Set each entry down verbatim, omitting images.

● ● ● ● ● ● ●

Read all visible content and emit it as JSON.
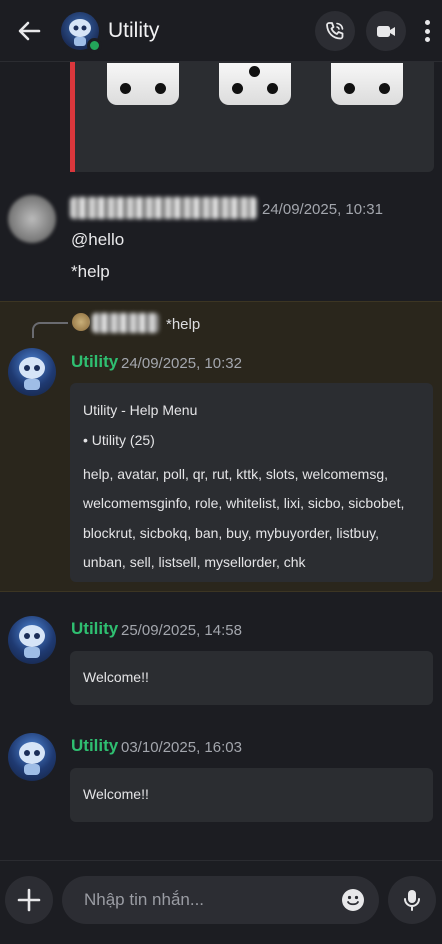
{
  "header": {
    "title": "Utility",
    "icons": [
      "back-arrow-icon",
      "phone-icon",
      "video-camera-icon",
      "more-vertical-icon"
    ],
    "status_color": "#23a55a"
  },
  "dice": {
    "faces": [
      2,
      3,
      2
    ]
  },
  "messages": [
    {
      "author": "(blurred)",
      "timestamp": "24/09/2025, 10:31",
      "lines": [
        "@hello",
        "*help"
      ]
    },
    {
      "reply_to_text": "*help",
      "author": "Utility",
      "timestamp": "24/09/2025, 10:32",
      "embed": {
        "title": "Utility - Help Menu",
        "subtitle": "• Utility (25)",
        "commands": "help, avatar, poll, qr, rut, kttk, slots, welcomemsg, welcomemsginfo, role, whitelist, lixi, sicbo, sicbobet, blockrut, sicbokq, ban, buy, mybuyorder, listbuy, unban, sell, listsell, mysellorder, chk"
      }
    },
    {
      "author": "Utility",
      "timestamp": "25/09/2025, 14:58",
      "embed_text": "Welcome!!"
    },
    {
      "author": "Utility",
      "timestamp": "03/10/2025, 16:03",
      "embed_text": "Welcome!!"
    }
  ],
  "composer": {
    "placeholder": "Nhập tin nhắn...",
    "icons": [
      "plus-icon",
      "emoji-icon",
      "microphone-icon"
    ]
  },
  "colors": {
    "background": "#1c1d22",
    "embed": "#2b2d31",
    "bot_name": "#2fbf71",
    "highlight": "#2a261c",
    "dice_border": "#da373c"
  }
}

● ● ● ● ● ● ●

__TASK ANSWER__.
Read all visible content and emit it as JSON.
{
  "header": {
    "title": "Utility",
    "icons": [
      "back-arrow-icon",
      "phone-icon",
      "video-camera-icon",
      "more-vertical-icon"
    ],
    "status_color": "#23a55a"
  },
  "dice": {
    "faces": [
      2,
      3,
      2
    ]
  },
  "messages": [
    {
      "author": "(blurred)",
      "timestamp": "24/09/2025, 10:31",
      "lines": [
        "@hello",
        "*help"
      ]
    },
    {
      "reply_to_text": "*help",
      "author": "Utility",
      "timestamp": "24/09/2025, 10:32",
      "embed": {
        "title": "Utility - Help Menu",
        "subtitle": "• Utility (25)",
        "commands": "help, avatar, poll, qr, rut, kttk, slots, welcomemsg, welcomemsginfo, role, whitelist, lixi, sicbo, sicbobet, blockrut, sicbokq, ban, buy, mybuyorder, listbuy, unban, sell, listsell, mysellorder, chk"
      }
    },
    {
      "author": "Utility",
      "timestamp": "25/09/2025, 14:58",
      "embed_text": "Welcome!!"
    },
    {
      "author": "Utility",
      "timestamp": "03/10/2025, 16:03",
      "embed_text": "Welcome!!"
    }
  ],
  "composer": {
    "placeholder": "Nhập tin nhắn...",
    "icons": [
      "plus-icon",
      "emoji-icon",
      "microphone-icon"
    ]
  },
  "colors": {
    "background": "#1c1d22",
    "embed": "#2b2d31",
    "bot_name": "#2fbf71",
    "highlight": "#2a261c",
    "dice_border": "#da373c"
  }
}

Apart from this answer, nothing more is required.